- [Material]
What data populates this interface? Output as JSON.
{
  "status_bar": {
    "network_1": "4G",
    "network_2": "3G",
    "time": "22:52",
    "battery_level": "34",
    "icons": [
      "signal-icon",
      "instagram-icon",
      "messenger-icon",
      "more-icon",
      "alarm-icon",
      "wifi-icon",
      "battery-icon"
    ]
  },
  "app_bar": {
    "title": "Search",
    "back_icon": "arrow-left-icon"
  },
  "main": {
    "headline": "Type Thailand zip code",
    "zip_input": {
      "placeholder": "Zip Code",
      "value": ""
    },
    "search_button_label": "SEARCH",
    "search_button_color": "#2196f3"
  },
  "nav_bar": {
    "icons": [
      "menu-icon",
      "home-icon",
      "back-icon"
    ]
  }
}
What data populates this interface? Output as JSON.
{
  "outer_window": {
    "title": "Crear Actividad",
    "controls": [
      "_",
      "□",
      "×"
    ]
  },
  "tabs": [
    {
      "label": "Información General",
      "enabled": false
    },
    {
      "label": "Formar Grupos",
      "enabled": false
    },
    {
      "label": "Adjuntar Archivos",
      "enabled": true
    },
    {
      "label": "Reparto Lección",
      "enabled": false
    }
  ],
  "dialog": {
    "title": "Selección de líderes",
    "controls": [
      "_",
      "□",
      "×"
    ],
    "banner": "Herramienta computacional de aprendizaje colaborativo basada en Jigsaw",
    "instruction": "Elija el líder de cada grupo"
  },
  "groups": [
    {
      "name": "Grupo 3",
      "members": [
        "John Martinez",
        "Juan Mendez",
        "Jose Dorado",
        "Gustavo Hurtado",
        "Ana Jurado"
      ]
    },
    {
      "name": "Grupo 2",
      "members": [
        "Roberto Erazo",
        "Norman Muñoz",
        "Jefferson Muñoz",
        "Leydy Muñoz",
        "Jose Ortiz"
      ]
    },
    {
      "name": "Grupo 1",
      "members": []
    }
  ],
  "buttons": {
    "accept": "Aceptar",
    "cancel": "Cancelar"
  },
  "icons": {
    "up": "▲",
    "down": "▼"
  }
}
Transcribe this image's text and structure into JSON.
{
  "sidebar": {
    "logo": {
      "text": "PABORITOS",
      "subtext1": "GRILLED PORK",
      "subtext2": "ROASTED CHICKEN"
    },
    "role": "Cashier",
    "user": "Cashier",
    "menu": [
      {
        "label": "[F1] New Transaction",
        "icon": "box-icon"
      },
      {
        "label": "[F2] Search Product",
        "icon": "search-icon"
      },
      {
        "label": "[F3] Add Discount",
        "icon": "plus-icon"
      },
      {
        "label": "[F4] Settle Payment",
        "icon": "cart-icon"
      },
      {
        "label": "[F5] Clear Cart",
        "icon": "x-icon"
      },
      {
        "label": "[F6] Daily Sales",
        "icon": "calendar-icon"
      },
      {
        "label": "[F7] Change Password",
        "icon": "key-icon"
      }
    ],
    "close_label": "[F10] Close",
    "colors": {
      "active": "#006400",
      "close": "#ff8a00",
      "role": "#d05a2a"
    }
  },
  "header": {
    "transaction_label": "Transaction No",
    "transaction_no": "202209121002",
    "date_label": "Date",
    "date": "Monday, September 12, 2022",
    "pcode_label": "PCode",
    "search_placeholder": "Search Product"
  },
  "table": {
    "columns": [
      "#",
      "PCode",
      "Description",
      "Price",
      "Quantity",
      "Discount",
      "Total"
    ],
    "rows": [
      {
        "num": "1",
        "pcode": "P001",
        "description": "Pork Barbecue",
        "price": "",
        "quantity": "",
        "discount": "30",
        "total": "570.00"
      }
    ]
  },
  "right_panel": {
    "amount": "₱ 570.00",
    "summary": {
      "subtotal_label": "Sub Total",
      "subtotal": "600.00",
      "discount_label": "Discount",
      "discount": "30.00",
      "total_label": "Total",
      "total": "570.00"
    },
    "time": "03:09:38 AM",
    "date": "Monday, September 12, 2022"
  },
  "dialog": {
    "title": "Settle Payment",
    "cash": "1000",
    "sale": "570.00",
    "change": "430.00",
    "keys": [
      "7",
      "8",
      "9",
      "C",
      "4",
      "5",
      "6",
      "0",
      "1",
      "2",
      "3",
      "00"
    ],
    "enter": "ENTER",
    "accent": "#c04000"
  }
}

- [Task instructions]
Show the lines from the data above that contain the string "Monday".

- [Worked solution]
    "date": "Monday, September 12, 2022",
    "date": "Monday, September 12, 2022"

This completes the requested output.